SHORT TASK:
Collect every line in the records below that contains the word "circle".

ENTRIES SHOWN:
##############################
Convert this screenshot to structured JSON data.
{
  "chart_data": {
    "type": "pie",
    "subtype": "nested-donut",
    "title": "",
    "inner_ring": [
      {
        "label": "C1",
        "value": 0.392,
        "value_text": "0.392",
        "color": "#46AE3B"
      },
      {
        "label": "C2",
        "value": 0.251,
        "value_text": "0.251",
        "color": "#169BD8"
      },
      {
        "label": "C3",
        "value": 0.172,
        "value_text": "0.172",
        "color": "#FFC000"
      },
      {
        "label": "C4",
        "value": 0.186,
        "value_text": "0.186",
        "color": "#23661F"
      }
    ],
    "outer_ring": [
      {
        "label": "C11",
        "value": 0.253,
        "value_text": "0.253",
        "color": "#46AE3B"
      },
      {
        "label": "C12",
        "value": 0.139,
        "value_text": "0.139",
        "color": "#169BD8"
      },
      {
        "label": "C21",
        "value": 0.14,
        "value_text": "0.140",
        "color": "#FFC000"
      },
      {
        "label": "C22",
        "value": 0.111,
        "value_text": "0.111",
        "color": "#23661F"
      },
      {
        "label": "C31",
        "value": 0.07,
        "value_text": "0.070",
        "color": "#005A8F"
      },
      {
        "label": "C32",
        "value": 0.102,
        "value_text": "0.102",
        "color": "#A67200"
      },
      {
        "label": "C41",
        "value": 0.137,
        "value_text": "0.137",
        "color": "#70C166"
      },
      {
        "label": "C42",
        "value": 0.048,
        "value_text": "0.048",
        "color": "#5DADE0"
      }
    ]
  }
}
##############################
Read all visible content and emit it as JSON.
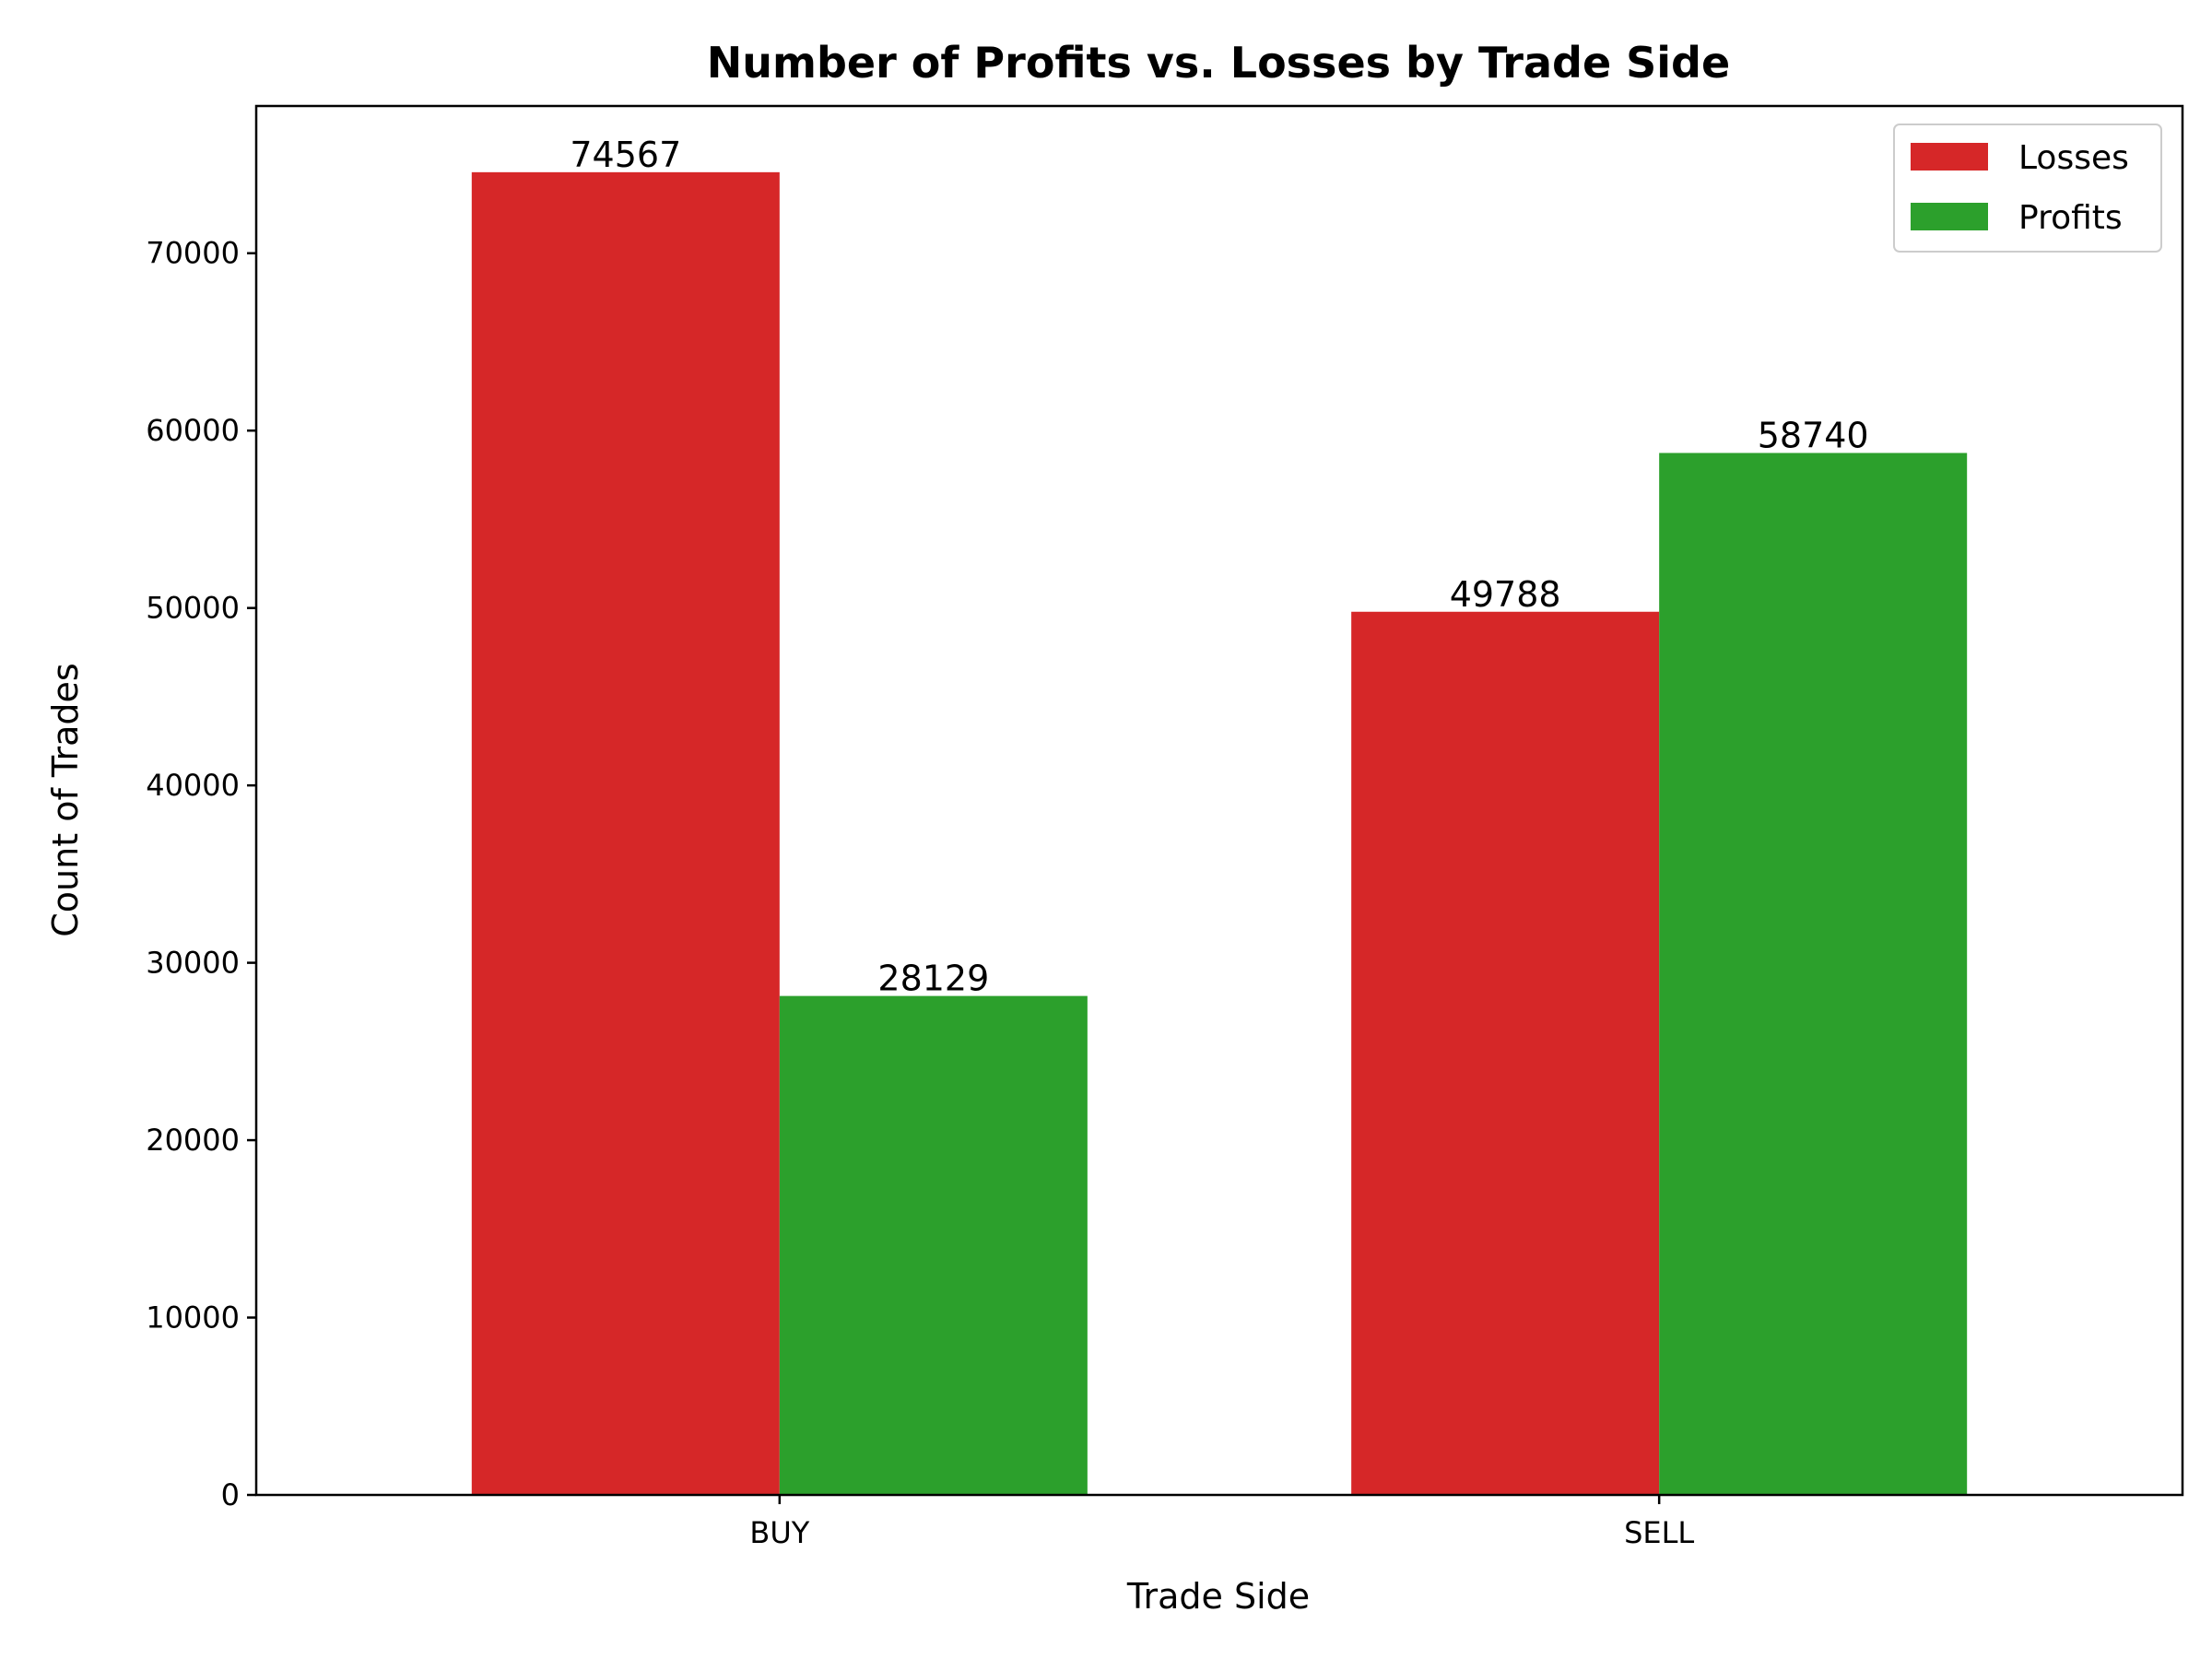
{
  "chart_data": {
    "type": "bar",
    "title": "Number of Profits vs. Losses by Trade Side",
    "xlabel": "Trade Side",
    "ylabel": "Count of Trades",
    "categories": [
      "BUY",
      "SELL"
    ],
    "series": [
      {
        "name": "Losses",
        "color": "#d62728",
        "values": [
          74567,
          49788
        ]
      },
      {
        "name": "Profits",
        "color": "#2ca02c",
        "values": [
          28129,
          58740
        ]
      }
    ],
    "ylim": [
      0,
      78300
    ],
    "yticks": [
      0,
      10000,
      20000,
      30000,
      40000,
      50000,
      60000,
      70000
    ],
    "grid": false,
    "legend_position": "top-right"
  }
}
##############################
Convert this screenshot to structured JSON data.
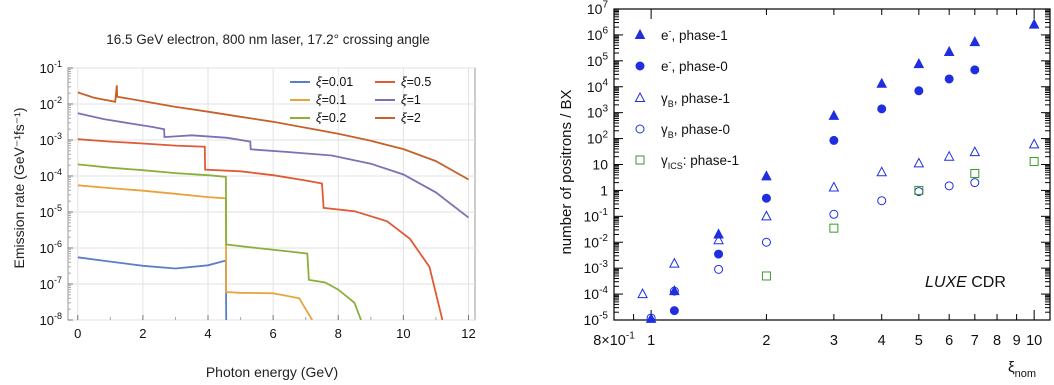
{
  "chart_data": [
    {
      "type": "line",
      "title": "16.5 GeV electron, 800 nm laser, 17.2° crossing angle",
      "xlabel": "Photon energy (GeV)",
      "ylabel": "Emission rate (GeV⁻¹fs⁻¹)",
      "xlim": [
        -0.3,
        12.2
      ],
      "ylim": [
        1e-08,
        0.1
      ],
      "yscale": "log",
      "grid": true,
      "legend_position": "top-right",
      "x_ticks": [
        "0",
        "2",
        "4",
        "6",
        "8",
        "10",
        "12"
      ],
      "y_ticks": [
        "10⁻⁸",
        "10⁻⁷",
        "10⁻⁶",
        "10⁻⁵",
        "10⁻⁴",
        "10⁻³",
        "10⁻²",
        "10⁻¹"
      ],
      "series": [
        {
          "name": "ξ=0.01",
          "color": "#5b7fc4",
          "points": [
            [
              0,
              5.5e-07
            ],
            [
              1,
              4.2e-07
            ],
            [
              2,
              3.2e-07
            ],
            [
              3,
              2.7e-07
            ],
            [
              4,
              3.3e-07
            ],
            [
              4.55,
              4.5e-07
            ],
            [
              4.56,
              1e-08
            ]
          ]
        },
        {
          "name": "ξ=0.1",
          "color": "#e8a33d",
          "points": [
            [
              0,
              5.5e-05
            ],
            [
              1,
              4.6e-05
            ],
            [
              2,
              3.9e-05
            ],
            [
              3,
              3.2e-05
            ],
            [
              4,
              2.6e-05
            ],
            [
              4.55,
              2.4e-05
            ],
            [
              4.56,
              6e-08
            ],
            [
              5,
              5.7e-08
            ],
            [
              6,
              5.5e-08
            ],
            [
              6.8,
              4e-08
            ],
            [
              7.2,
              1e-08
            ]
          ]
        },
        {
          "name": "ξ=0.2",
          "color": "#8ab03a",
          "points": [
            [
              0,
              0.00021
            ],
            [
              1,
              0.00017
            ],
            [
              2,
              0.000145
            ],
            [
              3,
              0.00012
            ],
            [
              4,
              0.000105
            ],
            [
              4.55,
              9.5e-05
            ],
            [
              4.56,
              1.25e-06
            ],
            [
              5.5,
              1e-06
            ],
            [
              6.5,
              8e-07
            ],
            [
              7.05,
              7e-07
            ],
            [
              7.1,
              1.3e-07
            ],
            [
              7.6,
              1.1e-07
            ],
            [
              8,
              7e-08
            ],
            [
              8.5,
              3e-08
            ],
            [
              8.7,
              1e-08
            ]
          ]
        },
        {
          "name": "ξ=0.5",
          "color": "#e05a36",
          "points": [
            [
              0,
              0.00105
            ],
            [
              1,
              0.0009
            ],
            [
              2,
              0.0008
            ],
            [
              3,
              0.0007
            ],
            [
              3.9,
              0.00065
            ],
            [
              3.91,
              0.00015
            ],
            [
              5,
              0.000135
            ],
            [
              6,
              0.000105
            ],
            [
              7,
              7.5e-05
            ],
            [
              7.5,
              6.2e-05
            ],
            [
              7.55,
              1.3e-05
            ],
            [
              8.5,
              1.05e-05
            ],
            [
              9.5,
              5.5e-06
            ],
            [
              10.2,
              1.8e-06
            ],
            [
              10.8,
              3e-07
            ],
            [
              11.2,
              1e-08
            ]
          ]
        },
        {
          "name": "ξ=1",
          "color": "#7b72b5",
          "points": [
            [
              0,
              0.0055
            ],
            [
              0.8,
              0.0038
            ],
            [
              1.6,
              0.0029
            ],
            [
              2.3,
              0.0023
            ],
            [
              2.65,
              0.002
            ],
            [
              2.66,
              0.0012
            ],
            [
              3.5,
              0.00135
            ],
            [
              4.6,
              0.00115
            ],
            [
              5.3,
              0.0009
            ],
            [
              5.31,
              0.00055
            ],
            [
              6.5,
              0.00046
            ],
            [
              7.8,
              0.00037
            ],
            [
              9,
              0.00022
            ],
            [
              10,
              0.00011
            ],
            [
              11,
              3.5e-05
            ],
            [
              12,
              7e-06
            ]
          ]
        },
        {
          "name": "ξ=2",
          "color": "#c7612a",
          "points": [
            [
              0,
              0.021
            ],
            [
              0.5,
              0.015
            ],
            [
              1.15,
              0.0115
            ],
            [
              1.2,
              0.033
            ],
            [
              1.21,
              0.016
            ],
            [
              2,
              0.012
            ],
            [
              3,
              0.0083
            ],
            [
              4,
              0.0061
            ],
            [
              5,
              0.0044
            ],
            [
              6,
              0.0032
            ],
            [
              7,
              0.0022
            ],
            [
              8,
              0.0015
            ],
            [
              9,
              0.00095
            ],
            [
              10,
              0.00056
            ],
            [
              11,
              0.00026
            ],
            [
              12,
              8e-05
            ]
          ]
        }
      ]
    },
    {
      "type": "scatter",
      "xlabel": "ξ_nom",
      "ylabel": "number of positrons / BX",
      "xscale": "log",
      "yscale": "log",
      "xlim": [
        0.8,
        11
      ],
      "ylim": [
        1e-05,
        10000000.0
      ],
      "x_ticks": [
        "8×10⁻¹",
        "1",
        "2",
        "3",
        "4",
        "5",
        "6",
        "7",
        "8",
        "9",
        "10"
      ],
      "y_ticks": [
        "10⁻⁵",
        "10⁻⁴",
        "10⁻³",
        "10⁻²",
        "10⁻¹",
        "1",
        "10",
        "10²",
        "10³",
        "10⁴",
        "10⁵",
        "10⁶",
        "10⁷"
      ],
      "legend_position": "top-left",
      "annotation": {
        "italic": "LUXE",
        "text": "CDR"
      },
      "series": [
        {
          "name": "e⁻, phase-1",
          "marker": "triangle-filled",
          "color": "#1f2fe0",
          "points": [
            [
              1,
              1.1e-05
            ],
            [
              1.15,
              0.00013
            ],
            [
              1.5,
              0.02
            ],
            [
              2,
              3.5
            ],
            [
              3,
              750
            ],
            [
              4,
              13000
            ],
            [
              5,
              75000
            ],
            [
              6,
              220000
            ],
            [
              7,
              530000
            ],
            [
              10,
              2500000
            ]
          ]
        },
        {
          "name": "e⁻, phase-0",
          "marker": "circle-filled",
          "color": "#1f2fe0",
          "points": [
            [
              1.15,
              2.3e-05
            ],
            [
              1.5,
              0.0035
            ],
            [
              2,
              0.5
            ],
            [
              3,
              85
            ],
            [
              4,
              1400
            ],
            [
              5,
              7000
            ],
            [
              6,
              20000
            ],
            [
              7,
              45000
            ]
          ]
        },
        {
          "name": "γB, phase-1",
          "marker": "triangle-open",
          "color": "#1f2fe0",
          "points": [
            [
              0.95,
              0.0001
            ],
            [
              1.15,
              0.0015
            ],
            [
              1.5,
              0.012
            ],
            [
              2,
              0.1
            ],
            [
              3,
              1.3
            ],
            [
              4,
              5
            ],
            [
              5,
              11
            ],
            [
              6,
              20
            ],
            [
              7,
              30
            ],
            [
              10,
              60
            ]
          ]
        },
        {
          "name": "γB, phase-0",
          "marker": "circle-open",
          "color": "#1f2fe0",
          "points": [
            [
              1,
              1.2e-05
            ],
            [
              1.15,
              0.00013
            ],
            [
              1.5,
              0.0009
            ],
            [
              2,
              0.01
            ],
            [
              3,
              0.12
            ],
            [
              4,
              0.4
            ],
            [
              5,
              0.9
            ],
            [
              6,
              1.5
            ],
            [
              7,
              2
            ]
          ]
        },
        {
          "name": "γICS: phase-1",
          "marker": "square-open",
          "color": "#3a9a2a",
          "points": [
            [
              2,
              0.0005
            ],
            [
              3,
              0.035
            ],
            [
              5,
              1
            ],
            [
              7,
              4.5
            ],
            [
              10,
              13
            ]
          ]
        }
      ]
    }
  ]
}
##############################
EXERCISE SOLUTION:
          "marker": "circle-filled",
          "marker": "circle-open",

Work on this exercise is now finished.